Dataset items
◆ ◆ ◆ ◆
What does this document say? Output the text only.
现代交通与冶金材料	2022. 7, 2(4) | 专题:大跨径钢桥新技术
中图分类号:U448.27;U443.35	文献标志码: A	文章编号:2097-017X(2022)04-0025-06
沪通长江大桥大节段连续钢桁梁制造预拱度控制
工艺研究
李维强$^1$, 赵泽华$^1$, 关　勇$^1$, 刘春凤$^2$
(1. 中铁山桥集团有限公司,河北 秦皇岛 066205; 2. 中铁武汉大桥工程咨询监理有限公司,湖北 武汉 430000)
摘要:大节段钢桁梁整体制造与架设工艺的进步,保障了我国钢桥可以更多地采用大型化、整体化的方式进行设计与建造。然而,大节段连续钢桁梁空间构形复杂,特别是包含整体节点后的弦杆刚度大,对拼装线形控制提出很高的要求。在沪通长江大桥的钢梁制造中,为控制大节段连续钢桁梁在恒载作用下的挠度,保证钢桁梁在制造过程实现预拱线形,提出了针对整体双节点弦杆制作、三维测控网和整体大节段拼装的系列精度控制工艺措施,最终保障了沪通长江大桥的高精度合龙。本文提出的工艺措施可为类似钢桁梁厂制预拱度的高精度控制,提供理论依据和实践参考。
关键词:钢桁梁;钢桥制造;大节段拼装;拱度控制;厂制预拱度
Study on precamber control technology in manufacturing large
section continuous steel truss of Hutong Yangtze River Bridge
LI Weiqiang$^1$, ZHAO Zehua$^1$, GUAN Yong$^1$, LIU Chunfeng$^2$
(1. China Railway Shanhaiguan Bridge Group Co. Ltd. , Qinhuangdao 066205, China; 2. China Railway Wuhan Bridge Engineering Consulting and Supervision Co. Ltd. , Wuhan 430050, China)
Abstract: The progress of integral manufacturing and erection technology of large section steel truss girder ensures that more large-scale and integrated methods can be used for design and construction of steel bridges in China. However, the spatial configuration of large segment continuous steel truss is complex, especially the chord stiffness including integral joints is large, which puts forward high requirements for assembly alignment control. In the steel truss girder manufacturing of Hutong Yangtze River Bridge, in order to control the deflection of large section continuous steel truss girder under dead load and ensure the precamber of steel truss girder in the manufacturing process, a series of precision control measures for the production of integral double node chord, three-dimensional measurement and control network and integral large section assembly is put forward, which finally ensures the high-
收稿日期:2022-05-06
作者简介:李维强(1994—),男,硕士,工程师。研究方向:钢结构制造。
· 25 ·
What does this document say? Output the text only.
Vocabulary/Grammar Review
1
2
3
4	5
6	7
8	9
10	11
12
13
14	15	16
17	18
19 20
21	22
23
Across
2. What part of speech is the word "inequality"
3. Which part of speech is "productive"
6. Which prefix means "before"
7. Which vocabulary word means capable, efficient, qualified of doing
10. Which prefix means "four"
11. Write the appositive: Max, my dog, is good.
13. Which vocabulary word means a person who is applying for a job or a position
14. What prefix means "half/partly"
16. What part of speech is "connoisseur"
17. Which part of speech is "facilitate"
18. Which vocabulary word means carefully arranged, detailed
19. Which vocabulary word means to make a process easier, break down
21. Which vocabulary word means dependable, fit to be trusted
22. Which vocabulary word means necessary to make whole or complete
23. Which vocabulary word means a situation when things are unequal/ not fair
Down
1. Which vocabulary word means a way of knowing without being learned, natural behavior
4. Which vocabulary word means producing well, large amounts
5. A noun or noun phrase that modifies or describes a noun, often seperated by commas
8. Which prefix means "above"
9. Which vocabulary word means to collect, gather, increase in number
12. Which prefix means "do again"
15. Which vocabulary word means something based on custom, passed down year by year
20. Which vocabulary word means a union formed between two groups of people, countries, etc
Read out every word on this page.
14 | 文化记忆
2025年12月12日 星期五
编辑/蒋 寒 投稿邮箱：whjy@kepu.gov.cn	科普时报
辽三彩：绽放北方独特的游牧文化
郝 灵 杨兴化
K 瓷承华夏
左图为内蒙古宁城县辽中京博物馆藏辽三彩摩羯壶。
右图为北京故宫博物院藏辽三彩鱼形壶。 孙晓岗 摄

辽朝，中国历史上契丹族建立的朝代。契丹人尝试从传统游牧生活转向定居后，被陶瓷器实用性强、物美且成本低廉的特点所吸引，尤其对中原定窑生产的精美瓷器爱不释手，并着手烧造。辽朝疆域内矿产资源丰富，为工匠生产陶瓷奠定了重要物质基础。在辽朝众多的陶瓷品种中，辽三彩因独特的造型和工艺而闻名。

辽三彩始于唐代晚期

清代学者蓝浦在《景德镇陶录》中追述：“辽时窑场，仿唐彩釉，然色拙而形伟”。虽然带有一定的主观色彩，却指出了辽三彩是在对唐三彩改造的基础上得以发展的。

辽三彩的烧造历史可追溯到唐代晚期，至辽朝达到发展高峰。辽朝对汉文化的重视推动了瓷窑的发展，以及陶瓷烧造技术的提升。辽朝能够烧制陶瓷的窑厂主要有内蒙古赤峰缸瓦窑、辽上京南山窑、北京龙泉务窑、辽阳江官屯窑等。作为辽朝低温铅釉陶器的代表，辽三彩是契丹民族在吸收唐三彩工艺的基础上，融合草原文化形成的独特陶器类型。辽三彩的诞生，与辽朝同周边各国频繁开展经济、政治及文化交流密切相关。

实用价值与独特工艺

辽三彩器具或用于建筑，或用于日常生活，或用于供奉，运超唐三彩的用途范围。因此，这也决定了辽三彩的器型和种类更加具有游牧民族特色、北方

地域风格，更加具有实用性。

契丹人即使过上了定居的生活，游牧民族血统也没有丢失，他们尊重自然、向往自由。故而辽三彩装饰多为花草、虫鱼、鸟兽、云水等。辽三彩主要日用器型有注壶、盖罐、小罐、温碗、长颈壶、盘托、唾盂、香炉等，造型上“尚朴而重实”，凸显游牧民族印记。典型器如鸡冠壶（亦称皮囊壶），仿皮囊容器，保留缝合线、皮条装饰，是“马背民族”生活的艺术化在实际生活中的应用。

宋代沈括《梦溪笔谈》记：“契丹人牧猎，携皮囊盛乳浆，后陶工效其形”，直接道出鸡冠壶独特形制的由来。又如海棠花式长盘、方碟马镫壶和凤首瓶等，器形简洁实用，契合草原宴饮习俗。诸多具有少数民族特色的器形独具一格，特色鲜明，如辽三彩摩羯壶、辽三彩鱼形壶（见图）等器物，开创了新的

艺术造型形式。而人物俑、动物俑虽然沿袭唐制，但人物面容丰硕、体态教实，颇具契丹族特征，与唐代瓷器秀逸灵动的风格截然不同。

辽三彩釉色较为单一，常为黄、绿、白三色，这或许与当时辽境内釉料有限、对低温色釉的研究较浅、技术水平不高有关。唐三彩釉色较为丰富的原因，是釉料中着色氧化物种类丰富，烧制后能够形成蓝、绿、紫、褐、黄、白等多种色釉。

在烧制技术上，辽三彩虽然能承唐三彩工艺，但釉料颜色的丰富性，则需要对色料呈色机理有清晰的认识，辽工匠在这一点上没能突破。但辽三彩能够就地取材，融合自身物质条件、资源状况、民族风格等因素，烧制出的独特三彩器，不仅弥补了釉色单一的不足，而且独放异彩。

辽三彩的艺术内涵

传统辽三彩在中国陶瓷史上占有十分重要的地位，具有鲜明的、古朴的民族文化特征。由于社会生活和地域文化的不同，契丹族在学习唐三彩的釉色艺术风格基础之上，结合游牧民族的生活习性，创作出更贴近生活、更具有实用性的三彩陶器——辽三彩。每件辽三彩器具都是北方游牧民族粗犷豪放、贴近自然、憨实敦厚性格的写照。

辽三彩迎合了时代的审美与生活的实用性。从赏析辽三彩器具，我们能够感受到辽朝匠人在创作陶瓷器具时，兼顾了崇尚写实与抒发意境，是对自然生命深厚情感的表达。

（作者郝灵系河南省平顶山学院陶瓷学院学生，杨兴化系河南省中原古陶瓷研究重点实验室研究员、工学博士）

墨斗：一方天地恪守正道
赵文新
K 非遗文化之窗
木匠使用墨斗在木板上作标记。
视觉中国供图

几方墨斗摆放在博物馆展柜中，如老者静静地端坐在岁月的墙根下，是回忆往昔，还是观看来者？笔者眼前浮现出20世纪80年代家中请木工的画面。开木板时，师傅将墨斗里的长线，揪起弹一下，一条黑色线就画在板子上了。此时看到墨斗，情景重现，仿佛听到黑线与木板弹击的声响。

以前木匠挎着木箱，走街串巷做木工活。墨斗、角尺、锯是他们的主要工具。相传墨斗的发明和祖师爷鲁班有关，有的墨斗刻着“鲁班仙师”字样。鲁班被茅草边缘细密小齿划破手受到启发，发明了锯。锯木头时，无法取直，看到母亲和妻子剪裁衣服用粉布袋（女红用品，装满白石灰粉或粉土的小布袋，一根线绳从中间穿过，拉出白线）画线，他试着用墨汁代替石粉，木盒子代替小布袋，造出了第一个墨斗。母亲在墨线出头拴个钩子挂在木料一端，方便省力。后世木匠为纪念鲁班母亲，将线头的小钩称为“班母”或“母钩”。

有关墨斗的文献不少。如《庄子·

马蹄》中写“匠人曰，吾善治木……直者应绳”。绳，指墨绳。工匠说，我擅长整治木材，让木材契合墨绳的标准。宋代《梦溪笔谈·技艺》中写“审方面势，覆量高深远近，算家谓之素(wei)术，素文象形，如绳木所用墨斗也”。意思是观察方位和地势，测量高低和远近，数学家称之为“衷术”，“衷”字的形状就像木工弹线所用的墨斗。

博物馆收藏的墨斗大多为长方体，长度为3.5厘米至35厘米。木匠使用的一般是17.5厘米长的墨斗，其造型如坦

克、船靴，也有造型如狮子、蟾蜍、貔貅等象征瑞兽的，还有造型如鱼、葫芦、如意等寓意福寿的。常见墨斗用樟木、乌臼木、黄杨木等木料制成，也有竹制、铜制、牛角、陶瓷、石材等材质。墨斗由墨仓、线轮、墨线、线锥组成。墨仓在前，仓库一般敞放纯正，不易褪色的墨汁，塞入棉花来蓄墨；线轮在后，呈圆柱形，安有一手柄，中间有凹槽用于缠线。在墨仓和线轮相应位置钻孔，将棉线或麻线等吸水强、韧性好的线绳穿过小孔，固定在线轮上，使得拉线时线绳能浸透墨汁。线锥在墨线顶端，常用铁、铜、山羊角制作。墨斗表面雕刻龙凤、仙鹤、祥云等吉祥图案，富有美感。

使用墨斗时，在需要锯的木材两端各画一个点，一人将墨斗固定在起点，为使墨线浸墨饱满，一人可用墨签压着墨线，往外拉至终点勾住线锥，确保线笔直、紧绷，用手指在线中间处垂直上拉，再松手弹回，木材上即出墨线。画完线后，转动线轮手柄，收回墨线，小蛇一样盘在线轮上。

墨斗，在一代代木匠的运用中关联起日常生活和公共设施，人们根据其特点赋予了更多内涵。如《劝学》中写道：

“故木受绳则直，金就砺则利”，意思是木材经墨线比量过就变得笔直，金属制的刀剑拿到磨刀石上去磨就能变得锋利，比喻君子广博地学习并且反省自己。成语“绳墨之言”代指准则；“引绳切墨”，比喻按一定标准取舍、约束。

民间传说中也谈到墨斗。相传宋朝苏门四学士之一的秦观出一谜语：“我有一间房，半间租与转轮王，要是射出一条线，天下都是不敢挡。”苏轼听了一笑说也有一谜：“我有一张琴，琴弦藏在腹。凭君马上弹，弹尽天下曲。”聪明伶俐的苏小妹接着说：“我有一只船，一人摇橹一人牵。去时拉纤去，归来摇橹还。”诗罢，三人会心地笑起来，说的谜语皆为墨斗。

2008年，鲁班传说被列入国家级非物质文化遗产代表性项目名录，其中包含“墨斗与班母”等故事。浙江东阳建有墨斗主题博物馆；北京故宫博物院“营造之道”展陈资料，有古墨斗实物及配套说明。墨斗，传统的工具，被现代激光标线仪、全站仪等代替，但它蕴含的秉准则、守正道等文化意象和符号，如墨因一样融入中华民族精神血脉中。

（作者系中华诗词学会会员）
◆ ◆ ◆ ◆
Each line in the entries above that includes the string "prefix" should be extracted.

| Solution for this problem |
6. Which prefix means "before"
10. Which prefix means "four"
14. What prefix means "half/partly"
8. Which prefix means "above"
12. Which prefix means "do again"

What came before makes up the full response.